WORK TO COMPLETE: In the listing below, locate the lines bearing the word "Transcribe". Copy every one of them.

[Records from a collection of figures]

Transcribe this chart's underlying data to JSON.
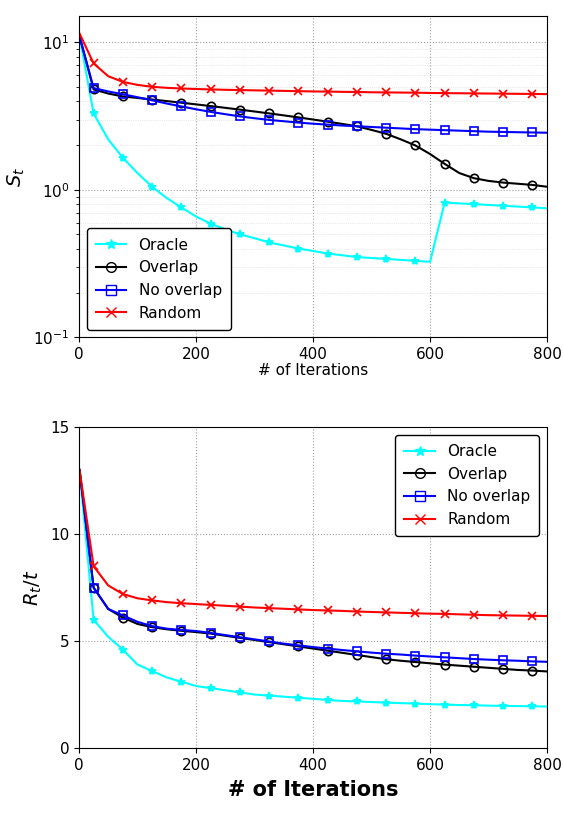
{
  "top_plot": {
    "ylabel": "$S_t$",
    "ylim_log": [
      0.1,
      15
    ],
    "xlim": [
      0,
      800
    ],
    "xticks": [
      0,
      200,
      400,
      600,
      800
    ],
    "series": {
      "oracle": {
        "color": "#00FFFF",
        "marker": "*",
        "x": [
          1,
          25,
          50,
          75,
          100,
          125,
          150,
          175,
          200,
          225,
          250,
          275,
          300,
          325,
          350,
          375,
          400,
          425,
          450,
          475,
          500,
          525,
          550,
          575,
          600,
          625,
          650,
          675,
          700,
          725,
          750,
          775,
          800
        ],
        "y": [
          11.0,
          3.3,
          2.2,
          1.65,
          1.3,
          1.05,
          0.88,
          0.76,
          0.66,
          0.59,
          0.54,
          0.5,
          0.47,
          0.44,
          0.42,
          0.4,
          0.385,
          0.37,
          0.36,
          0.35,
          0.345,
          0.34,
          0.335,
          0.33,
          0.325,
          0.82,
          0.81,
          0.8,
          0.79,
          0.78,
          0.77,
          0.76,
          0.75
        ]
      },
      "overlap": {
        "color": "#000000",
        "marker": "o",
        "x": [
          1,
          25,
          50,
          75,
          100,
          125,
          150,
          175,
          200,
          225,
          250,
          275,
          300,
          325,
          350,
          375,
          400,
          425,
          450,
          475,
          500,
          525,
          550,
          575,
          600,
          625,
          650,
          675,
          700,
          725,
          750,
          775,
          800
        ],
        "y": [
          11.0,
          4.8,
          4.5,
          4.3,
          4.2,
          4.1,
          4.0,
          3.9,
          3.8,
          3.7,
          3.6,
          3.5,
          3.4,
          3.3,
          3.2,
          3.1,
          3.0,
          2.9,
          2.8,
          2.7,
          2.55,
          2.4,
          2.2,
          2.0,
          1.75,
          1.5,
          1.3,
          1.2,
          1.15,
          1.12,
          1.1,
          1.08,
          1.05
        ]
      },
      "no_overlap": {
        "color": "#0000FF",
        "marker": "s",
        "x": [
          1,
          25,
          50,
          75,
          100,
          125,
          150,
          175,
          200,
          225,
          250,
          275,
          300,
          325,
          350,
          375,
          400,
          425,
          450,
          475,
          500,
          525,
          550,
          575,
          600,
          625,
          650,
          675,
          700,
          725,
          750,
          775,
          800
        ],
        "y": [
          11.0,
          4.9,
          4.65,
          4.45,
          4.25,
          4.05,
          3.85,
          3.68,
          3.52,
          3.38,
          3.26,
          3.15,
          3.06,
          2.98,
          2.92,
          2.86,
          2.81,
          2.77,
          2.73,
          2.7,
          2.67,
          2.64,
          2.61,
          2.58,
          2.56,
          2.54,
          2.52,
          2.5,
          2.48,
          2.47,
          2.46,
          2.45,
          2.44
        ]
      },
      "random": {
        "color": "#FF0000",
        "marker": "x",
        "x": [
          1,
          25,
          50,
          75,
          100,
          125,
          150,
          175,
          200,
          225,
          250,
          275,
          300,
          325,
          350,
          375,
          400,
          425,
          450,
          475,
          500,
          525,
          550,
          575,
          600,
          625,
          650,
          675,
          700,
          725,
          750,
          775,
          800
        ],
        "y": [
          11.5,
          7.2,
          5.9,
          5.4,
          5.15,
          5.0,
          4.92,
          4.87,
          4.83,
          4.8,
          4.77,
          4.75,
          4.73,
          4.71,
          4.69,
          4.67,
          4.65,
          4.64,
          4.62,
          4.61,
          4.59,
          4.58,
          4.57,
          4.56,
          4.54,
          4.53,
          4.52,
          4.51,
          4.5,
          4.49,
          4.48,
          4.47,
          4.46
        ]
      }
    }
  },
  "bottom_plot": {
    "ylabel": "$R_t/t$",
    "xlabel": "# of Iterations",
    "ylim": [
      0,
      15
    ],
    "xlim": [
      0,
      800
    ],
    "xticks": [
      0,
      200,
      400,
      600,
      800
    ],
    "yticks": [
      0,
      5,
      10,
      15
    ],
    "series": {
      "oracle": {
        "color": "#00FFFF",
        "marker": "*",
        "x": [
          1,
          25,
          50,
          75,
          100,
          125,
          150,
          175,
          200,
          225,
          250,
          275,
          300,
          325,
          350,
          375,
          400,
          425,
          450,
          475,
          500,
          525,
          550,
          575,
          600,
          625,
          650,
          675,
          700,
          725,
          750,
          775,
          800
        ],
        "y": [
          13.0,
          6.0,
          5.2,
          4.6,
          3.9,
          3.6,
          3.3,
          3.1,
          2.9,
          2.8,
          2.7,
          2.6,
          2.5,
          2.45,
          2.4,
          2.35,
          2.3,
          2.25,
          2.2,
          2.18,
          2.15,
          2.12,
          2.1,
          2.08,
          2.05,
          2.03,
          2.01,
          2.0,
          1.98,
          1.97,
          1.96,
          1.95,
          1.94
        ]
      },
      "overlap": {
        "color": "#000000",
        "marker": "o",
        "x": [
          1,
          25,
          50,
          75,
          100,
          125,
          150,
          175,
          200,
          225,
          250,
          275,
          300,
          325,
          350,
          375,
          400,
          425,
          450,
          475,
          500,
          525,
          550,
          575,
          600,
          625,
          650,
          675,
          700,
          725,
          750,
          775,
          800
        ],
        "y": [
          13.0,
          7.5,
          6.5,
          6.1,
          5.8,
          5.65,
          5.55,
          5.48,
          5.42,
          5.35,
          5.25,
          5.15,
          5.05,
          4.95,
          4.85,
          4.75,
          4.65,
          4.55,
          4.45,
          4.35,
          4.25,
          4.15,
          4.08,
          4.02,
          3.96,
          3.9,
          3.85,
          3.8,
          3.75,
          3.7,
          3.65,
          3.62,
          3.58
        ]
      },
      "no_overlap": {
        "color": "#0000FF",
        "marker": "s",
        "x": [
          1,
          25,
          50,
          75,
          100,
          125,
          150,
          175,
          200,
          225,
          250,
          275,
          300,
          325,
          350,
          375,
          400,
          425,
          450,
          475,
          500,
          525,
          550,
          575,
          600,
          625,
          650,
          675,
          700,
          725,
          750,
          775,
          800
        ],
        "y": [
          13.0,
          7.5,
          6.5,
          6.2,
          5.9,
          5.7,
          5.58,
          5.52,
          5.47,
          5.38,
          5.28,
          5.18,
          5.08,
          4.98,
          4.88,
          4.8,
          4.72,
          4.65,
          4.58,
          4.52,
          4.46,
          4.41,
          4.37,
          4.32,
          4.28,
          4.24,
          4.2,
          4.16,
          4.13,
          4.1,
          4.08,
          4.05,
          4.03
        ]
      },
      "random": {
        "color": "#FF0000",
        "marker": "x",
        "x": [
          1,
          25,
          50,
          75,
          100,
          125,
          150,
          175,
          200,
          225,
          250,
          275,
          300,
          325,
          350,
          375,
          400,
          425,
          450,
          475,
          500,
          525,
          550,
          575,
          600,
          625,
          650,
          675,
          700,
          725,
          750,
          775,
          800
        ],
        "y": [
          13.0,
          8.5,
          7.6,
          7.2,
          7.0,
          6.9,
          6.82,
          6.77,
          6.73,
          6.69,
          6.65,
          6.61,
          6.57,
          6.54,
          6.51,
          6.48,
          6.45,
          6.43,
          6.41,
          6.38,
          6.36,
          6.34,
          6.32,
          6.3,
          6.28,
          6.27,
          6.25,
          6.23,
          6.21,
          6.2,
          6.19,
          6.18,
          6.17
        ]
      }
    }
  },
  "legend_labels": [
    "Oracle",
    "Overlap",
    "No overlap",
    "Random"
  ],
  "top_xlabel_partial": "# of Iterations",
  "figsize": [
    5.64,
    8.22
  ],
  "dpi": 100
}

* * *

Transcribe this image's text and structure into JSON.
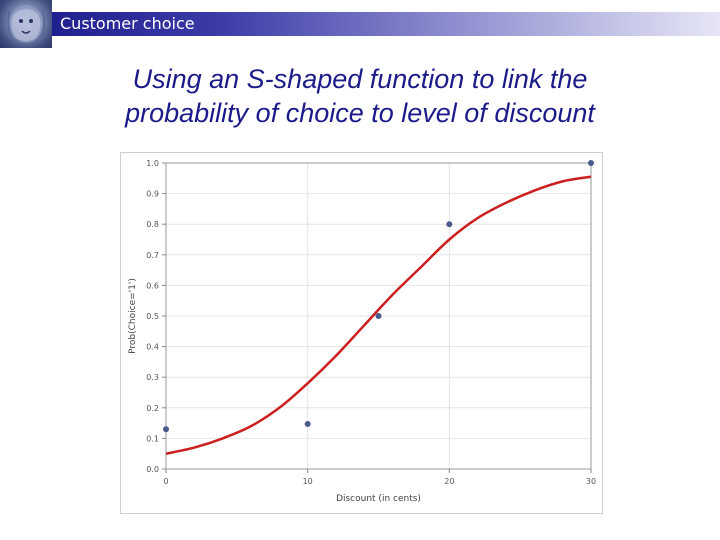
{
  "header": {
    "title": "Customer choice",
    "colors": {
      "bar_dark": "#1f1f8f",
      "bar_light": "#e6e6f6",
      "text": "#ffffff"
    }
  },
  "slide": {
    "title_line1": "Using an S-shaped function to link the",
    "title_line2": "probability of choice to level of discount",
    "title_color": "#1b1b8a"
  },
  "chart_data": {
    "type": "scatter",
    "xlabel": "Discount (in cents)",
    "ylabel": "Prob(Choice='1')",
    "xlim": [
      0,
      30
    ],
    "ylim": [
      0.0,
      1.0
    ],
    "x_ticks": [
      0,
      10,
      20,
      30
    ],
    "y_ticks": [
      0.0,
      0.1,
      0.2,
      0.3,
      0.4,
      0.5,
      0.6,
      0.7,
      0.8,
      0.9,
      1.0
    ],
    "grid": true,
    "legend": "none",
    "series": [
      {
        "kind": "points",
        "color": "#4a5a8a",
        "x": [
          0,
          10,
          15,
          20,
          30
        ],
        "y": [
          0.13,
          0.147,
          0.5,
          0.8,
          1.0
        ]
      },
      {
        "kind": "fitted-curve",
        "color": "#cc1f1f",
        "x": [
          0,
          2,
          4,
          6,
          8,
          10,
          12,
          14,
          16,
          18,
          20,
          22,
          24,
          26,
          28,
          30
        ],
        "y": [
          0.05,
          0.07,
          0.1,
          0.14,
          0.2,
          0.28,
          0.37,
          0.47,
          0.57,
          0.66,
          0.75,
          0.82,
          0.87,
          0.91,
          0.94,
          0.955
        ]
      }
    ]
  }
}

==

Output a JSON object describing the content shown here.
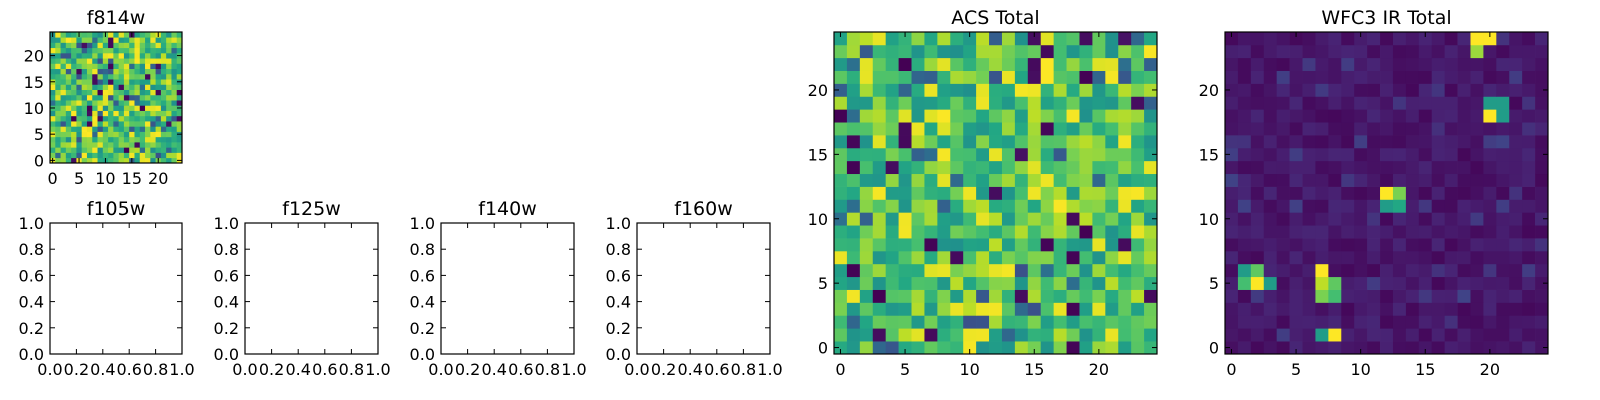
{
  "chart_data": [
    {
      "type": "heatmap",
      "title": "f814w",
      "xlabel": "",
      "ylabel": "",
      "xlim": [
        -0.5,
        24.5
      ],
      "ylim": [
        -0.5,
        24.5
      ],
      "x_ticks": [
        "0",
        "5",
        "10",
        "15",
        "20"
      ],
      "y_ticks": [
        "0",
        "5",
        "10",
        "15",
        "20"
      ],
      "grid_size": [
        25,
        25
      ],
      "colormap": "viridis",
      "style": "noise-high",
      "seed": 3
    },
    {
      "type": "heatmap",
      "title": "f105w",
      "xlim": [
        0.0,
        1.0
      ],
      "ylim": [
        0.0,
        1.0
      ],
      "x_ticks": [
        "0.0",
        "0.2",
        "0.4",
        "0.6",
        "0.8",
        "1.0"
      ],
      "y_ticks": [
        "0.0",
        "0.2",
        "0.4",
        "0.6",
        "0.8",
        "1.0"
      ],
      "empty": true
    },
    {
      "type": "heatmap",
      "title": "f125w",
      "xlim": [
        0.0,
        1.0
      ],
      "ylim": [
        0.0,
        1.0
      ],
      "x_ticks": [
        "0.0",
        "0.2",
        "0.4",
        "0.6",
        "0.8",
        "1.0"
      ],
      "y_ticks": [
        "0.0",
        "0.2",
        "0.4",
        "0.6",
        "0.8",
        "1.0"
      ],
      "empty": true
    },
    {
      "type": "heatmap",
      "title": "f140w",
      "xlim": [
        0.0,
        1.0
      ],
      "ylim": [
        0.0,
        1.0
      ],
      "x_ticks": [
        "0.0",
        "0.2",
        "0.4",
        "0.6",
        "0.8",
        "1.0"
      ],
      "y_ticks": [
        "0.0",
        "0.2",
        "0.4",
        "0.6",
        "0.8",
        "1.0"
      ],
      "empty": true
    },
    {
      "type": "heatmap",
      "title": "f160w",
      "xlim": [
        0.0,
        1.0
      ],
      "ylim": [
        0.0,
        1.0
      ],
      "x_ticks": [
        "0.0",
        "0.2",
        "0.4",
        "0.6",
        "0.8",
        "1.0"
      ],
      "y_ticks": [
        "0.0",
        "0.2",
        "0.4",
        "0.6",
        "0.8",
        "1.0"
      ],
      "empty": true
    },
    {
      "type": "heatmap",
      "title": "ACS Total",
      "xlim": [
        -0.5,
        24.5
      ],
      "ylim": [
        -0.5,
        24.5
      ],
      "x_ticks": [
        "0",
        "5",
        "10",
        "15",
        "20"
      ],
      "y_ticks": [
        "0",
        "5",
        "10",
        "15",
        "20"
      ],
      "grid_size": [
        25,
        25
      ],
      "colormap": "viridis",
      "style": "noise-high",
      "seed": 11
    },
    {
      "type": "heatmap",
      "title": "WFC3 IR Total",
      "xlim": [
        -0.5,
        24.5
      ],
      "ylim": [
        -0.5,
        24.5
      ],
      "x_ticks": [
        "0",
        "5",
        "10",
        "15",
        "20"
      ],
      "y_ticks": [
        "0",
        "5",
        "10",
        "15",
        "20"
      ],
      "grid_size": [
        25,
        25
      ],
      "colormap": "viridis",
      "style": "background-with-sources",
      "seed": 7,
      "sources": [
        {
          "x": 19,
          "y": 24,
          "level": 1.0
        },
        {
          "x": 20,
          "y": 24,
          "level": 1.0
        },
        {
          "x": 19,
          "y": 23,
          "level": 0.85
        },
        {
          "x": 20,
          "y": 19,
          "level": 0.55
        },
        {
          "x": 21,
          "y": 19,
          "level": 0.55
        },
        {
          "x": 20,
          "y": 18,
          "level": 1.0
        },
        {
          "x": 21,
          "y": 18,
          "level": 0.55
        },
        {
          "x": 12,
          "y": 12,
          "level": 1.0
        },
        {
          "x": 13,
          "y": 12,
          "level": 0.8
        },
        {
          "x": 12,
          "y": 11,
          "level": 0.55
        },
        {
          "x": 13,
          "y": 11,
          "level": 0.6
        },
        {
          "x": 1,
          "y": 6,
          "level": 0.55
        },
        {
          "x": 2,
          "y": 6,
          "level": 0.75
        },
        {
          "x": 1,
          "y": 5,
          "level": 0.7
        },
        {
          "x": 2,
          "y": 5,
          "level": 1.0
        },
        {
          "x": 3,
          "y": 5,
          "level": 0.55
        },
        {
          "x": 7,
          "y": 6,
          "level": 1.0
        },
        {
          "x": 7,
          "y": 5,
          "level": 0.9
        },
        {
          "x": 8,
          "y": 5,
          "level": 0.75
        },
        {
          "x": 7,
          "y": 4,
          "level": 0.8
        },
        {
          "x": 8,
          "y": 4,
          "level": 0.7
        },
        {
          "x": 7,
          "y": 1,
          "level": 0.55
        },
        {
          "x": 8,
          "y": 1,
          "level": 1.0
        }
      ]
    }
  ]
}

RESULT OF THIS EXERCISE:
Transcribe this chart's underlying data to JSON.
Transcribe this image's text and structure into JSON.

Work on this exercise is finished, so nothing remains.